Copy the material below word for word, from its very first line through the line that contains "Point bbox=[145, 606, 167, 620]".

▶ DATASET CONTENT:
----------------------------------------
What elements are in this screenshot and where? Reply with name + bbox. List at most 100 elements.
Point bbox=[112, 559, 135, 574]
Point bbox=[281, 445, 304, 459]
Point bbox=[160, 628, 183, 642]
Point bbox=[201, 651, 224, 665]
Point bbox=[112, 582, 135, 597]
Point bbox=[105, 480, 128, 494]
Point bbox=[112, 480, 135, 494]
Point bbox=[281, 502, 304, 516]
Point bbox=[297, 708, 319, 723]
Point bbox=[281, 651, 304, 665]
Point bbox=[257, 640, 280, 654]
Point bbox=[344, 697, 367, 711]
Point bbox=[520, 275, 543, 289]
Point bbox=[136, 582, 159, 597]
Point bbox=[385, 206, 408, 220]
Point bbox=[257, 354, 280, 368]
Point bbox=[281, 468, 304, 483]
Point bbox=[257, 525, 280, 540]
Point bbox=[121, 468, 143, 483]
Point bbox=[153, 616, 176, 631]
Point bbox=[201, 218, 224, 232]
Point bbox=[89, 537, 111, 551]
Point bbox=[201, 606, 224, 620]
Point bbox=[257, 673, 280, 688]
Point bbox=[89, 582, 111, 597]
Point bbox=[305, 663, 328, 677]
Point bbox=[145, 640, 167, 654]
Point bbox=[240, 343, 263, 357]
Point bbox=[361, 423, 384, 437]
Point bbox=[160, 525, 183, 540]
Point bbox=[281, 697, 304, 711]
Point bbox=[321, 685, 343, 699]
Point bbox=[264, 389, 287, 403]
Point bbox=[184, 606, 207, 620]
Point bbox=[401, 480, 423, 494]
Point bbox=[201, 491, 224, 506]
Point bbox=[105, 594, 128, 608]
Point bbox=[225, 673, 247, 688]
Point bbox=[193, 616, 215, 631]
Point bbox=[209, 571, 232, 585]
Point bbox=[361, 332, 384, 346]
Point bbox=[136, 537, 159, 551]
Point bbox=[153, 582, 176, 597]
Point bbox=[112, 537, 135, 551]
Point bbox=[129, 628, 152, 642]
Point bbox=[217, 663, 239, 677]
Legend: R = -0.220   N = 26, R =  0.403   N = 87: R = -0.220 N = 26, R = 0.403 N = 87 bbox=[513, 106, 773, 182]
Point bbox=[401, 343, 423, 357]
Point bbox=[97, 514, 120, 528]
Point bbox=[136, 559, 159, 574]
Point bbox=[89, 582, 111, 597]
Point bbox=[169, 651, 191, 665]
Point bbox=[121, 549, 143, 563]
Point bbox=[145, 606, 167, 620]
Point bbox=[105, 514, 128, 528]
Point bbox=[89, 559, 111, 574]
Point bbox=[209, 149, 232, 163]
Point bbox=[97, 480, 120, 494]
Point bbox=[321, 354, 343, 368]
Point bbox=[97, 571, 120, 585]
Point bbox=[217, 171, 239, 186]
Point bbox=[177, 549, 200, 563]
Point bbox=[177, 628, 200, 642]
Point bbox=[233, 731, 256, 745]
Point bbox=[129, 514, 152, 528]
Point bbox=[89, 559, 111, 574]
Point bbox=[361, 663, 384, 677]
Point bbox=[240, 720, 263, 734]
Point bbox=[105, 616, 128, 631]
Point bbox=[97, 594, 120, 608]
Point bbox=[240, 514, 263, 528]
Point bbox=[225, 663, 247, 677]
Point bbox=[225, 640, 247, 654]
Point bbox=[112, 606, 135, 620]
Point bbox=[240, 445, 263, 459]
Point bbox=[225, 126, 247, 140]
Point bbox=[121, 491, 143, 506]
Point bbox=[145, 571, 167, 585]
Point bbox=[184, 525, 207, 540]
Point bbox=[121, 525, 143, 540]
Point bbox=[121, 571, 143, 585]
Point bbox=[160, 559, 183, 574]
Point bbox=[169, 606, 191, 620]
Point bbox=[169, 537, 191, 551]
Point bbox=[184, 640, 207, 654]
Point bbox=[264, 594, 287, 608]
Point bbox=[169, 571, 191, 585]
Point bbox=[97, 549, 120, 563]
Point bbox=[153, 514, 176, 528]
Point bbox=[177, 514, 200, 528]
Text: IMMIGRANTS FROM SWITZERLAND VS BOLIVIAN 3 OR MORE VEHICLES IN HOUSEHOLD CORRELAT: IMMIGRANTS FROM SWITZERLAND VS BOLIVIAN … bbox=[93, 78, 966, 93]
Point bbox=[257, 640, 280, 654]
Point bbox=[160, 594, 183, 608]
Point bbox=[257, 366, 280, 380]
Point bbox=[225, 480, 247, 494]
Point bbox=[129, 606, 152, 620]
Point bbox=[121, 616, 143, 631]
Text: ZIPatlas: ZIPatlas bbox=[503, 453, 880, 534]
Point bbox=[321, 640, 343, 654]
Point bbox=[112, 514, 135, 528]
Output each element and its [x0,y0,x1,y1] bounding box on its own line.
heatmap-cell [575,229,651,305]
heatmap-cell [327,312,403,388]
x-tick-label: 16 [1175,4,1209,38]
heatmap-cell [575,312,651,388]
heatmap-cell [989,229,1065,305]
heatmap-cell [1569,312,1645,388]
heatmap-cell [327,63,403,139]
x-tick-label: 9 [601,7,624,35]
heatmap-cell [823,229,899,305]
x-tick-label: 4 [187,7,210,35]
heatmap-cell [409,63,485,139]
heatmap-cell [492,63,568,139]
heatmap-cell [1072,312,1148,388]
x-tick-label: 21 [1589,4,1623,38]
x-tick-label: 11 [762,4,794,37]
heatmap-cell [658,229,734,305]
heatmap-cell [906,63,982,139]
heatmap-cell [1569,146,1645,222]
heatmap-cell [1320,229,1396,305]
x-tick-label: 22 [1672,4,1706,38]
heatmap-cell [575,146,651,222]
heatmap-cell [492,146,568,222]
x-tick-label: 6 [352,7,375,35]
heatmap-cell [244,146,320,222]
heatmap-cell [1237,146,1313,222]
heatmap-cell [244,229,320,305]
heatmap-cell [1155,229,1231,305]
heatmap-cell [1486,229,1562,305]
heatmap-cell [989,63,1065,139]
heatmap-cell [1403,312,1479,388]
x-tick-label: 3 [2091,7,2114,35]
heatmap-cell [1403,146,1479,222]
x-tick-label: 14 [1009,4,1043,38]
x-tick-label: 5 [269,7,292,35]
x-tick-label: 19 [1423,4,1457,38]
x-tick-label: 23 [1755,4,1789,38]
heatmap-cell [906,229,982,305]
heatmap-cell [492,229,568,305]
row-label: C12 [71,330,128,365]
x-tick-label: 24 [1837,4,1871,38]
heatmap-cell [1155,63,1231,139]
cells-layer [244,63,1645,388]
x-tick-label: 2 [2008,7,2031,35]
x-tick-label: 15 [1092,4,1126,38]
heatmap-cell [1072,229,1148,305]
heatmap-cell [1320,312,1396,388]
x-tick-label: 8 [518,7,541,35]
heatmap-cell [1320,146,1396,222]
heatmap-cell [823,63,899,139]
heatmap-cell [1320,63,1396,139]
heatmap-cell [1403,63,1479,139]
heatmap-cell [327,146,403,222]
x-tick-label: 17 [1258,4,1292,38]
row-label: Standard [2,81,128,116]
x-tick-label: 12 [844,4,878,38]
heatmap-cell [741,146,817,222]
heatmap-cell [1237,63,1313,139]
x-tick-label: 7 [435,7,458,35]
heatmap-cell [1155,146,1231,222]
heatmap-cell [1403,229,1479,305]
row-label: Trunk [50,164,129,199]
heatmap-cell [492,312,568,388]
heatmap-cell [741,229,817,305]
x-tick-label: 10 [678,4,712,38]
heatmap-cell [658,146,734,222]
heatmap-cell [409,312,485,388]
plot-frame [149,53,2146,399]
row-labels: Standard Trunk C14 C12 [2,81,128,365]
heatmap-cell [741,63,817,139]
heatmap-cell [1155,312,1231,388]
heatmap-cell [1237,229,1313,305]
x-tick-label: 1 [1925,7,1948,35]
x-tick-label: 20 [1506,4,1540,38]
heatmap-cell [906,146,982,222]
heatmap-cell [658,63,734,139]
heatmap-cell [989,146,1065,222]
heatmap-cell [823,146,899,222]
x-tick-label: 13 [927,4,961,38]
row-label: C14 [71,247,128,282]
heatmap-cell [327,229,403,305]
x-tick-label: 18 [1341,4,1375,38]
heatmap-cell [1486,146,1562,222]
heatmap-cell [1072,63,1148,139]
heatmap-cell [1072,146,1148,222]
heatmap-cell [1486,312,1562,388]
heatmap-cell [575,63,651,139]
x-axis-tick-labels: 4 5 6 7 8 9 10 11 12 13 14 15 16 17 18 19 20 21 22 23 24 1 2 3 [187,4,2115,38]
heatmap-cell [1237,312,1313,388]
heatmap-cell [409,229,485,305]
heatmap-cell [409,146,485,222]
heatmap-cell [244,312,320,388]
----------------------------------------
▶ FINISHED TASK:
What elements are in this screenshot and where? Reply with name + bbox. List at most 100 elements.
Point bbox=[112, 559, 135, 574]
Point bbox=[281, 445, 304, 459]
Point bbox=[160, 628, 183, 642]
Point bbox=[201, 651, 224, 665]
Point bbox=[112, 582, 135, 597]
Point bbox=[105, 480, 128, 494]
Point bbox=[112, 480, 135, 494]
Point bbox=[281, 502, 304, 516]
Point bbox=[297, 708, 319, 723]
Point bbox=[281, 651, 304, 665]
Point bbox=[257, 640, 280, 654]
Point bbox=[344, 697, 367, 711]
Point bbox=[520, 275, 543, 289]
Point bbox=[136, 582, 159, 597]
Point bbox=[385, 206, 408, 220]
Point bbox=[257, 354, 280, 368]
Point bbox=[281, 468, 304, 483]
Point bbox=[257, 525, 280, 540]
Point bbox=[121, 468, 143, 483]
Point bbox=[153, 616, 176, 631]
Point bbox=[201, 218, 224, 232]
Point bbox=[89, 537, 111, 551]
Point bbox=[201, 606, 224, 620]
Point bbox=[257, 673, 280, 688]
Point bbox=[89, 582, 111, 597]
Point bbox=[305, 663, 328, 677]
Point bbox=[145, 640, 167, 654]
Point bbox=[240, 343, 263, 357]
Point bbox=[361, 423, 384, 437]
Point bbox=[160, 525, 183, 540]
Point bbox=[281, 697, 304, 711]
Point bbox=[321, 685, 343, 699]
Point bbox=[264, 389, 287, 403]
Point bbox=[184, 606, 207, 620]
Point bbox=[401, 480, 423, 494]
Point bbox=[201, 491, 224, 506]
Point bbox=[105, 594, 128, 608]
Point bbox=[225, 673, 247, 688]
Point bbox=[193, 616, 215, 631]
Point bbox=[209, 571, 232, 585]
Point bbox=[361, 332, 384, 346]
Point bbox=[136, 537, 159, 551]
Point bbox=[153, 582, 176, 597]
Point bbox=[112, 537, 135, 551]
Point bbox=[129, 628, 152, 642]
Point bbox=[217, 663, 239, 677]
Legend: R = -0.220   N = 26, R =  0.403   N = 87: R = -0.220 N = 26, R = 0.403 N = 87 bbox=[513, 106, 773, 182]
Point bbox=[401, 343, 423, 357]
Point bbox=[97, 514, 120, 528]
Point bbox=[136, 559, 159, 574]
Point bbox=[89, 582, 111, 597]
Point bbox=[169, 651, 191, 665]
Point bbox=[121, 549, 143, 563]
Point bbox=[145, 606, 167, 620]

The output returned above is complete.